• Work to complete: Reproduce, word for word, every line starting at the line that contains "What does this" and ending with the final line of the entries.

• Records:
>> BEGIN
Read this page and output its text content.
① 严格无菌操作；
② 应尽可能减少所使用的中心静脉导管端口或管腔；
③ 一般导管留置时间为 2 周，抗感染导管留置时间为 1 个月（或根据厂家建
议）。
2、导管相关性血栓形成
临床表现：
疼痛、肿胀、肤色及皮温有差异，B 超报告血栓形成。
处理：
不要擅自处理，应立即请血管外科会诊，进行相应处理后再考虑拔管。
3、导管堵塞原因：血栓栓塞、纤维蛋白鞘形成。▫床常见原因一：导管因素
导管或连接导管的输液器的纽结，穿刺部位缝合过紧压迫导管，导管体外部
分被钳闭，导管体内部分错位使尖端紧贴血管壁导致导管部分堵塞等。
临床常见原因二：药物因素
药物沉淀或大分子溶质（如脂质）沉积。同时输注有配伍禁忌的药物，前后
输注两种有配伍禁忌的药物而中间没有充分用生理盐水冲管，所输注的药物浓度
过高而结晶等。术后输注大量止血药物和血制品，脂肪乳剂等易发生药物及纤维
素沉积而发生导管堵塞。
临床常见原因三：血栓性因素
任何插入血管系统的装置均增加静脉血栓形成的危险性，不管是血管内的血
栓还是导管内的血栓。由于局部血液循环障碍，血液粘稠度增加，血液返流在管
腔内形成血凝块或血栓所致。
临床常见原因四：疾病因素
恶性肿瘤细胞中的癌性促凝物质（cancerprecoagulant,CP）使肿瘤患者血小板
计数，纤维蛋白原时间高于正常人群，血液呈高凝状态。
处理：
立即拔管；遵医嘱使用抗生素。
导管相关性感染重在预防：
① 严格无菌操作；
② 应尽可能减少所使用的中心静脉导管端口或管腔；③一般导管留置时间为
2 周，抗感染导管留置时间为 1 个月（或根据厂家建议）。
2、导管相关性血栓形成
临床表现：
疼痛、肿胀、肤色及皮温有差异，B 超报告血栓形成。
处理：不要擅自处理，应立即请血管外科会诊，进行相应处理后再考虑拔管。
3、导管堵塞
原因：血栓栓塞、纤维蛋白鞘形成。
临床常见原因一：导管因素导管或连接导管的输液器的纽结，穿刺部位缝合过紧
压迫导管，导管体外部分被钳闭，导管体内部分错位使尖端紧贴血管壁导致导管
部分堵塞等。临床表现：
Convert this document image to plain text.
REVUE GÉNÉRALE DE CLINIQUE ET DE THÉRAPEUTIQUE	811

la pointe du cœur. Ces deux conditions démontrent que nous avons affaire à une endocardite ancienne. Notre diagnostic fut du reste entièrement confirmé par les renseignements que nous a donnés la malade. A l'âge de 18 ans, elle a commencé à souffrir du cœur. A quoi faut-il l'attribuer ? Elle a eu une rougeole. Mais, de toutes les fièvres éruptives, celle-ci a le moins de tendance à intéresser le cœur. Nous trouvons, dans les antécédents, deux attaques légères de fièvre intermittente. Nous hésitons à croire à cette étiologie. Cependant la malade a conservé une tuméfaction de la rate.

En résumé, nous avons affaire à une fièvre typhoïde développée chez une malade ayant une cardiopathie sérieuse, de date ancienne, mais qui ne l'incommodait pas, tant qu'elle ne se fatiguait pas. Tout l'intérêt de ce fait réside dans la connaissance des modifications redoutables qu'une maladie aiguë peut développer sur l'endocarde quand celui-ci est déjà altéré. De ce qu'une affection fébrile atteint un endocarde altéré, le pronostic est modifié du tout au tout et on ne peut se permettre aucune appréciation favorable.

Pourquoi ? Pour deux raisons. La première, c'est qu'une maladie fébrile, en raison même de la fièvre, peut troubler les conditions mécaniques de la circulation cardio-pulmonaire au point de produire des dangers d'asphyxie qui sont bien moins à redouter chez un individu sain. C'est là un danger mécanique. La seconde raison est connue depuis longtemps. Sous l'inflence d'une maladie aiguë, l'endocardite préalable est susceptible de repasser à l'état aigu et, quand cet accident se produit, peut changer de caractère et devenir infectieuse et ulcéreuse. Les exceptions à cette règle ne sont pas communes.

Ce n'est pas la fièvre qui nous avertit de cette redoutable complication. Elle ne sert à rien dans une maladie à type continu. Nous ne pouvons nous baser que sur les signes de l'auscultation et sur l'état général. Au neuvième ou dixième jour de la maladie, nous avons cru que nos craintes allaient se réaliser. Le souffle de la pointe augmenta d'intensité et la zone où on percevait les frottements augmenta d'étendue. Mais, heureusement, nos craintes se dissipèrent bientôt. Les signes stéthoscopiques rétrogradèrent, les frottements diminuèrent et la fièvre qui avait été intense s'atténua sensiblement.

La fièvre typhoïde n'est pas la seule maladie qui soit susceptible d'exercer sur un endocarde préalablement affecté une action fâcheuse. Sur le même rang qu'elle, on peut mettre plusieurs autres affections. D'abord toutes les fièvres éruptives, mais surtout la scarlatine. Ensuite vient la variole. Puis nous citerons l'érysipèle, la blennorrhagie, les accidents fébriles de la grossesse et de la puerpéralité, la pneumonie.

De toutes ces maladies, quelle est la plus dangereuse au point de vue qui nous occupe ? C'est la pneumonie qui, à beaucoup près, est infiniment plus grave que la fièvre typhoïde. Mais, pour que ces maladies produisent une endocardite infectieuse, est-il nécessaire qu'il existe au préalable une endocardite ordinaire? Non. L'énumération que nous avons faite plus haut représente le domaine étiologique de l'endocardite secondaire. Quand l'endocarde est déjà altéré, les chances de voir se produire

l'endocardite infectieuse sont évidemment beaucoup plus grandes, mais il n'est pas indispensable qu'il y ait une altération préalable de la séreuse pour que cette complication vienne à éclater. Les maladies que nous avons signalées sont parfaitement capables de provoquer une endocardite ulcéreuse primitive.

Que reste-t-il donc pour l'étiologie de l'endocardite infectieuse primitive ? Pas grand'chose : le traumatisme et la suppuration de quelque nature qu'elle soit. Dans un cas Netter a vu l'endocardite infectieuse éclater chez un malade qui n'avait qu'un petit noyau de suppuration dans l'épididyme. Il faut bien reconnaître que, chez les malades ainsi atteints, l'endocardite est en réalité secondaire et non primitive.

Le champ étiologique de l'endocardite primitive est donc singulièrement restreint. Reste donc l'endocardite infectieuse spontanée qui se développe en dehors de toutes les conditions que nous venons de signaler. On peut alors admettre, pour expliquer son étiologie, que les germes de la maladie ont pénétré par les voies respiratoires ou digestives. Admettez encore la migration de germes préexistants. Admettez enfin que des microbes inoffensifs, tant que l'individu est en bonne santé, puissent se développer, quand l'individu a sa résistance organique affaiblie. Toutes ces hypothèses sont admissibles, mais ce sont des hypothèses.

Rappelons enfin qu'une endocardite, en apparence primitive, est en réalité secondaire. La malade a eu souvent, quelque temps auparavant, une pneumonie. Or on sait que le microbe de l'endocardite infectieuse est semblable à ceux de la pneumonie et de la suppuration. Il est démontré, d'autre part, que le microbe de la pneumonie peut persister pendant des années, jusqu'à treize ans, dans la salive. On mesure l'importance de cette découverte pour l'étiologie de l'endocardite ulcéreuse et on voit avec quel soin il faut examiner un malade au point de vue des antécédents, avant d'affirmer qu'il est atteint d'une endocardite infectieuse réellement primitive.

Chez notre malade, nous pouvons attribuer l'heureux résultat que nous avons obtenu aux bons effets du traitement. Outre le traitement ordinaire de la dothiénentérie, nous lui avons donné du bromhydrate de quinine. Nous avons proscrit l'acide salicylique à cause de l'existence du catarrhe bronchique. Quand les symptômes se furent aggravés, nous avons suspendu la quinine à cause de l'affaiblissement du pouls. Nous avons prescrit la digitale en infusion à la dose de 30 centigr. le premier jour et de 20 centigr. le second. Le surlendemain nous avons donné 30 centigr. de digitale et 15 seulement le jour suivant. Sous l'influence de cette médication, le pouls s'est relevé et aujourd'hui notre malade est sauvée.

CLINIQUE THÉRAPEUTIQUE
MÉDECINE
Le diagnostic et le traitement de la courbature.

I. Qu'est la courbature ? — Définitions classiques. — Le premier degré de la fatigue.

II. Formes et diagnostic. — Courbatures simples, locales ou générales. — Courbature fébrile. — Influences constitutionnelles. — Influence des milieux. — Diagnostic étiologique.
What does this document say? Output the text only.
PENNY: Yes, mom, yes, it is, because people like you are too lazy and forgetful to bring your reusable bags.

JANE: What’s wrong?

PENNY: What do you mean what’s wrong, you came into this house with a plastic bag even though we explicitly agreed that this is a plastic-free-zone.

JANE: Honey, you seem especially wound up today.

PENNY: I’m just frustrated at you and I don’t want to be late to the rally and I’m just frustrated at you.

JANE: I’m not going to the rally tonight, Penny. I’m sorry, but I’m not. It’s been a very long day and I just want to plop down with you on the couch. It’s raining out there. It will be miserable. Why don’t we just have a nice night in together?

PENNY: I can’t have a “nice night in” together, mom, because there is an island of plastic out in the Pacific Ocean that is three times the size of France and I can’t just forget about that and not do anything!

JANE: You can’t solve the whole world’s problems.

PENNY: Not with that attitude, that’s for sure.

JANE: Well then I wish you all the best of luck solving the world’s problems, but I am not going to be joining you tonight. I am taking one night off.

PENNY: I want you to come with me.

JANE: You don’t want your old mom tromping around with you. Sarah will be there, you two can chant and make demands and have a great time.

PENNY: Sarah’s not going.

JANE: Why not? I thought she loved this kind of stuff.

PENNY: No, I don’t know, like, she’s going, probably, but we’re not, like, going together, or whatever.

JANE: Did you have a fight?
>> END
• Result of the exercise:
What does this document say? Output the text only.
PENNY: Yes, mom, yes, it is, because people like you are too lazy and forgetful to bring your reusable bags.

JANE: What’s wrong?

PENNY: What do you mean what’s wrong, you came into this house with a plastic bag even though we explicitly agreed that this is a plastic-free-zone.

JANE: Honey, you seem especially wound up today.

PENNY: I’m just frustrated at you and I don’t want to be late to the rally and I’m just frustrated at you.

JANE: I’m not going to the rally tonight, Penny. I’m sorry, but I’m not. It’s been a very long day and I just want to plop down with you on the couch. It’s raining out there. It will be miserable. Why don’t we just have a nice night in together?

PENNY: I can’t have a “nice night in” together, mom, because there is an island of plastic out in the Pacific Ocean that is three times the size of France and I can’t just forget about that and not do anything!

JANE: You can’t solve the whole world’s problems.

PENNY: Not with that attitude, that’s for sure.

JANE: Well then I wish you all the best of luck solving the world’s problems, but I am not going to be joining you tonight. I am taking one night off.

PENNY: I want you to come with me.

JANE: You don’t want your old mom tromping around with you. Sarah will be there, you two can chant and make demands and have a great time.

PENNY: Sarah’s not going.

JANE: Why not? I thought she loved this kind of stuff.

PENNY: No, I don’t know, like, she’s going, probably, but we’re not, like, going together, or whatever.

JANE: Did you have a fight?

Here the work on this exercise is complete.